__Required task__
Please return the full listing below without altering anything.

# start of Input material

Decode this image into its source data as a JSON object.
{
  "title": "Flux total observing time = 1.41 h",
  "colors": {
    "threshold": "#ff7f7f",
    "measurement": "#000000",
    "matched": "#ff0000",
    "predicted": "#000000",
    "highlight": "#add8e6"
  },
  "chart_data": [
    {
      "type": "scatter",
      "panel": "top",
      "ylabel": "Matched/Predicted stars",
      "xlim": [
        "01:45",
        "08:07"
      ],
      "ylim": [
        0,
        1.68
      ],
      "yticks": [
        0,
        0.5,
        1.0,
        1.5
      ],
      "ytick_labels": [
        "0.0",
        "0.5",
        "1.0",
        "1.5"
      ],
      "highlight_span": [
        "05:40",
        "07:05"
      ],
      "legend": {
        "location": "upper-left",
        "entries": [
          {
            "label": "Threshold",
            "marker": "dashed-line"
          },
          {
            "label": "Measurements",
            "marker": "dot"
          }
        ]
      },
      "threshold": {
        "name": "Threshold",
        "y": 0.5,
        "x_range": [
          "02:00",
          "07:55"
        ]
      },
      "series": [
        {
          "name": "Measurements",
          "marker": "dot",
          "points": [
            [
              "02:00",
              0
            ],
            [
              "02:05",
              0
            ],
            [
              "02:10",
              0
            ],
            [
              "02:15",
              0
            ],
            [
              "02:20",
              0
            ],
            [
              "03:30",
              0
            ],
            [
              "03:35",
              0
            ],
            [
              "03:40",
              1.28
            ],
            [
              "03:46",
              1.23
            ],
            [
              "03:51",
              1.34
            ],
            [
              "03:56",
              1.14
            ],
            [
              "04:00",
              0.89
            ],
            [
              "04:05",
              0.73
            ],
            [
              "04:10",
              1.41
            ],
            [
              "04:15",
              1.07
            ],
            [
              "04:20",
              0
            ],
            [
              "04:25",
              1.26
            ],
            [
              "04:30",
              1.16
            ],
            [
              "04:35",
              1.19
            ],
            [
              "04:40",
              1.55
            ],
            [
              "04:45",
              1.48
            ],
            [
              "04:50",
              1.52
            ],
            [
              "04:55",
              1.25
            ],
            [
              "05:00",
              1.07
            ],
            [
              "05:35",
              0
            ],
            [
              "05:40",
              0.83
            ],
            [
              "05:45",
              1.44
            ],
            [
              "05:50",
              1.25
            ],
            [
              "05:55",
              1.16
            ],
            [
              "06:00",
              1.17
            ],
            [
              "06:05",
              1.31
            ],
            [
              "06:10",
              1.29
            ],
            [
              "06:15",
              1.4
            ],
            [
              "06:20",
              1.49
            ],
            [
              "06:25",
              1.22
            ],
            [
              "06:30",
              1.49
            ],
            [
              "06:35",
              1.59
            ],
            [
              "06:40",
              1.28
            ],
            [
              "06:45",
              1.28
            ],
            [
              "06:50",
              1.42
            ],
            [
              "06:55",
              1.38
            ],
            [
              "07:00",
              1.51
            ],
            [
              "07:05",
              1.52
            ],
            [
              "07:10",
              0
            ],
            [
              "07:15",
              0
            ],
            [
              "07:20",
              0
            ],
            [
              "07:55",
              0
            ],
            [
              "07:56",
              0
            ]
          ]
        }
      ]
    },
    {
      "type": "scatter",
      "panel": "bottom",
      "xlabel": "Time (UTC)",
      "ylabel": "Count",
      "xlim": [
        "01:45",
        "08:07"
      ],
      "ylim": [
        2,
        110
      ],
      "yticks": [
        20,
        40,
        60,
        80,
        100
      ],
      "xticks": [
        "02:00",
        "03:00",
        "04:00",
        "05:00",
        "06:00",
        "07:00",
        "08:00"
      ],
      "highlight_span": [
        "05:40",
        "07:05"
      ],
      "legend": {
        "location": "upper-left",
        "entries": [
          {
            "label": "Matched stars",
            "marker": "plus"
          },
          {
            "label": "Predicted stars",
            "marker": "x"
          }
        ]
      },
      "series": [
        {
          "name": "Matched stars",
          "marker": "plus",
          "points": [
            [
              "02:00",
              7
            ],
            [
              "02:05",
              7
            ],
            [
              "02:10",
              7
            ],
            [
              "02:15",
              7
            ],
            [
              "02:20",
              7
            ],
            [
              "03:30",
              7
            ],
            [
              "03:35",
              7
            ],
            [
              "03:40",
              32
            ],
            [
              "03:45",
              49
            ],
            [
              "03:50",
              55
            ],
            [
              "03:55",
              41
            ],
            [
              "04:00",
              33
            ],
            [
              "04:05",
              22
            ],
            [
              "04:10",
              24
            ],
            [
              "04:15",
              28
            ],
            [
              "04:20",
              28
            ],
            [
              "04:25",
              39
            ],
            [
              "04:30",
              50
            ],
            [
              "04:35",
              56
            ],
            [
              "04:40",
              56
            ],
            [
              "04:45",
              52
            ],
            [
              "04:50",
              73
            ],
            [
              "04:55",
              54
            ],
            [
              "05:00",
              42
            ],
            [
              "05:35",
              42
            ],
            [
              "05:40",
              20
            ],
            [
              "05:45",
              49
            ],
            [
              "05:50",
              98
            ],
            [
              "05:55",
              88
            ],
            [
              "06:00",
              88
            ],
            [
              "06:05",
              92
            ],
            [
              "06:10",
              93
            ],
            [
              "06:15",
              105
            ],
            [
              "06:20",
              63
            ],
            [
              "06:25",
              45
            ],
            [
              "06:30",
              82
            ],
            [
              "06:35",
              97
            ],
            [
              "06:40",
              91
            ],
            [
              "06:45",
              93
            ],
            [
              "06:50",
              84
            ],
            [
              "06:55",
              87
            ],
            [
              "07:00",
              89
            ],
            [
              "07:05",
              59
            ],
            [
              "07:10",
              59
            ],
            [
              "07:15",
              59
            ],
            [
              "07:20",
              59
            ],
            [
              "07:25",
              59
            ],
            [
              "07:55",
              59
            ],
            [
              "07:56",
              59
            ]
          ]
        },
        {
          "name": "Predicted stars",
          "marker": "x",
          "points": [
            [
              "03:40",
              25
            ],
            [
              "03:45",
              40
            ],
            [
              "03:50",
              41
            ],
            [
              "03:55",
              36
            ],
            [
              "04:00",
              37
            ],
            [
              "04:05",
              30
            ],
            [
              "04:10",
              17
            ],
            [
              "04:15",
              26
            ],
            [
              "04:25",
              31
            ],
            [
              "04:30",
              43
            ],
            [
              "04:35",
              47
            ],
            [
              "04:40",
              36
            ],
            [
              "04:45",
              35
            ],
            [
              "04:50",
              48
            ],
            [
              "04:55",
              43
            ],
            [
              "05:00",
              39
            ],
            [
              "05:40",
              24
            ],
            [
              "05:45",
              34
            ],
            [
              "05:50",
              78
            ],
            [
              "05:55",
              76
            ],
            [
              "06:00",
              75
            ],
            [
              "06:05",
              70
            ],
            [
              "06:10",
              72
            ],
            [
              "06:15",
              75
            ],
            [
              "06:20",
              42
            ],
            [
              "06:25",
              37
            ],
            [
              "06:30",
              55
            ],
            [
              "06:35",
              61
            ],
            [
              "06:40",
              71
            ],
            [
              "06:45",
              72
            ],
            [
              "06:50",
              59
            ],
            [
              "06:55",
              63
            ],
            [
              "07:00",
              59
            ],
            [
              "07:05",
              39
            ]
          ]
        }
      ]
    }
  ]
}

# end of Input material

__Solved exercise__
Decode this image into its source data as a JSON object.
{
  "title": "Flux total observing time = 1.41 h",
  "colors": {
    "threshold": "#ff7f7f",
    "measurement": "#000000",
    "matched": "#ff0000",
    "predicted": "#000000",
    "highlight": "#add8e6"
  },
  "chart_data": [
    {
      "type": "scatter",
      "panel": "top",
      "ylabel": "Matched/Predicted stars",
      "xlim": [
        "01:45",
        "08:07"
      ],
      "ylim": [
        0,
        1.68
      ],
      "yticks": [
        0,
        0.5,
        1.0,
        1.5
      ],
      "ytick_labels": [
        "0.0",
        "0.5",
        "1.0",
        "1.5"
      ],
      "highlight_span": [
        "05:40",
        "07:05"
      ],
      "legend": {
        "location": "upper-left",
        "entries": [
          {
            "label": "Threshold",
            "marker": "dashed-line"
          },
          {
            "label": "Measurements",
            "marker": "dot"
          }
        ]
      },
      "threshold": {
        "name": "Threshold",
        "y": 0.5,
        "x_range": [
          "02:00",
          "07:55"
        ]
      },
      "series": [
        {
          "name": "Measurements",
          "marker": "dot",
          "points": [
            [
              "02:00",
              0
            ],
            [
              "02:05",
              0
            ],
            [
              "02:10",
              0
            ],
            [
              "02:15",
              0
            ],
            [
              "02:20",
              0
            ],
            [
              "03:30",
              0
            ],
            [
              "03:35",
              0
            ],
            [
              "03:40",
              1.28
            ],
            [
              "03:46",
              1.23
            ],
            [
              "03:51",
              1.34
            ],
            [
              "03:56",
              1.14
            ],
            [
              "04:00",
              0.89
            ],
            [
              "04:05",
              0.73
            ],
            [
              "04:10",
              1.41
            ],
            [
              "04:15",
              1.07
            ],
            [
              "04:20",
              0
            ],
            [
              "04:25",
              1.26
            ],
            [
              "04:30",
              1.16
            ],
            [
              "04:35",
              1.19
            ],
            [
              "04:40",
              1.55
            ],
            [
              "04:45",
              1.48
            ],
            [
              "04:50",
              1.52
            ],
            [
              "04:55",
              1.25
            ],
            [
              "05:00",
              1.07
            ],
            [
              "05:35",
              0
            ],
            [
              "05:40",
              0.83
            ],
            [
              "05:45",
              1.44
            ],
            [
              "05:50",
              1.25
            ],
            [
              "05:55",
              1.16
            ],
            [
              "06:00",
              1.17
            ],
            [
              "06:05",
              1.31
            ],
            [
              "06:10",
              1.29
            ],
            [
              "06:15",
              1.4
            ],
            [
              "06:20",
              1.49
            ],
            [
              "06:25",
              1.22
            ],
            [
              "06:30",
              1.49
            ],
            [
              "06:35",
              1.59
            ],
            [
              "06:40",
              1.28
            ],
            [
              "06:45",
              1.28
            ],
            [
              "06:50",
              1.42
            ],
            [
              "06:55",
              1.38
            ],
            [
              "07:00",
              1.51
            ],
            [
              "07:05",
              1.52
            ],
            [
              "07:10",
              0
            ],
            [
              "07:15",
              0
            ],
            [
              "07:20",
              0
            ],
            [
              "07:55",
              0
            ],
            [
              "07:56",
              0
            ]
          ]
        }
      ]
    },
    {
      "type": "scatter",
      "panel": "bottom",
      "xlabel": "Time (UTC)",
      "ylabel": "Count",
      "xlim": [
        "01:45",
        "08:07"
      ],
      "ylim": [
        2,
        110
      ],
      "yticks": [
        20,
        40,
        60,
        80,
        100
      ],
      "xticks": [
        "02:00",
        "03:00",
        "04:00",
        "05:00",
        "06:00",
        "07:00",
        "08:00"
      ],
      "highlight_span": [
        "05:40",
        "07:05"
      ],
      "legend": {
        "location": "upper-left",
        "entries": [
          {
            "label": "Matched stars",
            "marker": "plus"
          },
          {
            "label": "Predicted stars",
            "marker": "x"
          }
        ]
      },
      "series": [
        {
          "name": "Matched stars",
          "marker": "plus",
          "points": [
            [
              "02:00",
              7
            ],
            [
              "02:05",
              7
            ],
            [
              "02:10",
              7
            ],
            [
              "02:15",
              7
            ],
            [
              "02:20",
              7
            ],
            [
              "03:30",
              7
            ],
            [
              "03:35",
              7
            ],
            [
              "03:40",
              32
            ],
            [
              "03:45",
              49
            ],
            [
              "03:50",
              55
            ],
            [
              "03:55",
              41
            ],
            [
              "04:00",
              33
            ],
            [
              "04:05",
              22
            ],
            [
              "04:10",
              24
            ],
            [
              "04:15",
              28
            ],
            [
              "04:20",
              28
            ],
            [
              "04:25",
              39
            ],
            [
              "04:30",
              50
            ],
            [
              "04:35",
              56
            ],
            [
              "04:40",
              56
            ],
            [
              "04:45",
              52
            ],
            [
              "04:50",
              73
            ],
            [
              "04:55",
              54
            ],
            [
              "05:00",
              42
            ],
            [
              "05:35",
              42
            ],
            [
              "05:40",
              20
            ],
            [
              "05:45",
              49
            ],
            [
              "05:50",
              98
            ],
            [
              "05:55",
              88
            ],
            [
              "06:00",
              88
            ],
            [
              "06:05",
              92
            ],
            [
              "06:10",
              93
            ],
            [
              "06:15",
              105
            ],
            [
              "06:20",
              63
            ],
            [
              "06:25",
              45
            ],
            [
              "06:30",
              82
            ],
            [
              "06:35",
              97
            ],
            [
              "06:40",
              91
            ],
            [
              "06:45",
              93
            ],
            [
              "06:50",
              84
            ],
            [
              "06:55",
              87
            ],
            [
              "07:00",
              89
            ],
            [
              "07:05",
              59
            ],
            [
              "07:10",
              59
            ],
            [
              "07:15",
              59
            ],
            [
              "07:20",
              59
            ],
            [
              "07:25",
              59
            ],
            [
              "07:55",
              59
            ],
            [
              "07:56",
              59
            ]
          ]
        },
        {
          "name": "Predicted stars",
          "marker": "x",
          "points": [
            [
              "03:40",
              25
            ],
            [
              "03:45",
              40
            ],
            [
              "03:50",
              41
            ],
            [
              "03:55",
              36
            ],
            [
              "04:00",
              37
            ],
            [
              "04:05",
              30
            ],
            [
              "04:10",
              17
            ],
            [
              "04:15",
              26
            ],
            [
              "04:25",
              31
            ],
            [
              "04:30",
              43
            ],
            [
              "04:35",
              47
            ],
            [
              "04:40",
              36
            ],
            [
              "04:45",
              35
            ],
            [
              "04:50",
              48
            ],
            [
              "04:55",
              43
            ],
            [
              "05:00",
              39
            ],
            [
              "05:40",
              24
            ],
            [
              "05:45",
              34
            ],
            [
              "05:50",
              78
            ],
            [
              "05:55",
              76
            ],
            [
              "06:00",
              75
            ],
            [
              "06:05",
              70
            ],
            [
              "06:10",
              72
            ],
            [
              "06:15",
              75
            ],
            [
              "06:20",
              42
            ],
            [
              "06:25",
              37
            ],
            [
              "06:30",
              55
            ],
            [
              "06:35",
              61
            ],
            [
              "06:40",
              71
            ],
            [
              "06:45",
              72
            ],
            [
              "06:50",
              59
            ],
            [
              "06:55",
              63
            ],
            [
              "07:00",
              59
            ],
            [
              "07:05",
              39
            ]
          ]
        }
      ]
    }
  ]
}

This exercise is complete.